Written instruction
Give all of the lines again exactly as they read.

Extracted data entries:

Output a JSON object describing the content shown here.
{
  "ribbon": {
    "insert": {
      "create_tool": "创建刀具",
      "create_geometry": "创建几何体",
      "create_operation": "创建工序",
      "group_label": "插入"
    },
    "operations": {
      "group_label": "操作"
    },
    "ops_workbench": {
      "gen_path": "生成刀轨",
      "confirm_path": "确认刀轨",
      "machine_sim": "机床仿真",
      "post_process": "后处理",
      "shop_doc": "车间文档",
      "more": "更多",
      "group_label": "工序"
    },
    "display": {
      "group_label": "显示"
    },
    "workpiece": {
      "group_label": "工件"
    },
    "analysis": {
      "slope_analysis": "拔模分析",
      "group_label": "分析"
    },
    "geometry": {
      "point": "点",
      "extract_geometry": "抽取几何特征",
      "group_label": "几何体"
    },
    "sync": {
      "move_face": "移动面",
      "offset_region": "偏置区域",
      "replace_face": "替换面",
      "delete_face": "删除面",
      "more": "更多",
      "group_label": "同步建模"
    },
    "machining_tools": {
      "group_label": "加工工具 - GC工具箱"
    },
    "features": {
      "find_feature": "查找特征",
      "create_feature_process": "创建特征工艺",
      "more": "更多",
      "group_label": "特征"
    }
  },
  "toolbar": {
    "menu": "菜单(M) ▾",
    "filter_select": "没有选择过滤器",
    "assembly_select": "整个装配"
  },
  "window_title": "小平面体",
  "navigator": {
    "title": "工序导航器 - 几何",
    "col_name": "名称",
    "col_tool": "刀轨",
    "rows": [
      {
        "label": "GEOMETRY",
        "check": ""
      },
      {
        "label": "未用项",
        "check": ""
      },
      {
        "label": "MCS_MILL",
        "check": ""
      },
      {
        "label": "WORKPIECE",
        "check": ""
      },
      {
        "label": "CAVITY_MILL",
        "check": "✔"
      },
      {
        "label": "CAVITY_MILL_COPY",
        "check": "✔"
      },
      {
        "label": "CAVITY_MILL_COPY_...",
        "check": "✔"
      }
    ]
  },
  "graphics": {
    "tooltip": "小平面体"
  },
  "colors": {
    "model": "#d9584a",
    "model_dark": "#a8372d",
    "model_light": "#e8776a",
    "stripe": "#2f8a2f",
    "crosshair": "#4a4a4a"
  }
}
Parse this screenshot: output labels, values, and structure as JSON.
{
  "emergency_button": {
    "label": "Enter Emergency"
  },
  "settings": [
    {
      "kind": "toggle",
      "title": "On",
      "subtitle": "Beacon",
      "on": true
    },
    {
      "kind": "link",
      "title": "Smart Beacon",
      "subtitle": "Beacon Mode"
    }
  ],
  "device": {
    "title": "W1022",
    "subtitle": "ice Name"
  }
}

Answer to this problem
Output a JSON object describing the content shown here.
{
  "ribbon": {
    "insert": {
      "create_tool": "创建刀具",
      "create_geometry": "创建几何体",
      "create_operation": "创建工序",
      "group_label": "插入"
    },
    "operations": {
      "group_label": "操作"
    },
    "ops_workbench": {
      "gen_path": "生成刀轨",
      "confirm_path": "确认刀轨",
      "machine_sim": "机床仿真",
      "post_process": "后处理",
      "shop_doc": "车间文档",
      "more": "更多",
      "group_label": "工序"
    },
    "display": {
      "group_label": "显示"
    },
    "workpiece": {
      "group_label": "工件"
    },
    "analysis": {
      "slope_analysis": "拔模分析",
      "group_label": "分析"
    },
    "geometry": {
      "point": "点",
      "extract_geometry": "抽取几何特征",
      "group_label": "几何体"
    },
    "sync": {
      "move_face": "移动面",
      "offset_region": "偏置区域",
      "replace_face": "替换面",
      "delete_face": "删除面",
      "more": "更多",
      "group_label": "同步建模"
    },
    "machining_tools": {
      "group_label": "加工工具 - GC工具箱"
    },
    "features": {
      "find_feature": "查找特征",
      "create_feature_process": "创建特征工艺",
      "more": "更多",
      "group_label": "特征"
    }
  },
  "toolbar": {
    "menu": "菜单(M) ▾",
    "filter_select": "没有选择过滤器",
    "assembly_select": "整个装配"
  },
  "window_title": "小平面体",
  "navigator": {
    "title": "工序导航器 - 几何",
    "col_name": "名称",
    "col_tool": "刀轨",
    "rows": [
      {
        "label": "GEOMETRY",
        "check": ""
      },
      {
        "label": "未用项",
        "check": ""
      },
      {
        "label": "MCS_MILL",
        "check": ""
      },
      {
        "label": "WORKPIECE",
        "check": ""
      },
      {
        "label": "CAVITY_MILL",
        "check": "✔"
      },
      {
        "label": "CAVITY_MILL_COPY",
        "check": "✔"
      },
      {
        "label": "CAVITY_MILL_COPY_...",
        "check": "✔"
      }
    ]
  },
  "graphics": {
    "tooltip": "小平面体"
  },
  "colors": {
    "model": "#d9584a",
    "model_dark": "#a8372d",
    "model_light": "#e8776a",
    "stripe": "#2f8a2f",
    "crosshair": "#4a4a4a"
  }
}
Parse this screenshot: output labels, values, and structure as JSON.
{
  "emergency_button": {
    "label": "Enter Emergency"
  },
  "settings": [
    {
      "kind": "toggle",
      "title": "On",
      "subtitle": "Beacon",
      "on": true
    },
    {
      "kind": "link",
      "title": "Smart Beacon",
      "subtitle": "Beacon Mode"
    }
  ],
  "device": {
    "title": "W1022",
    "subtitle": "ice Name"
  }
}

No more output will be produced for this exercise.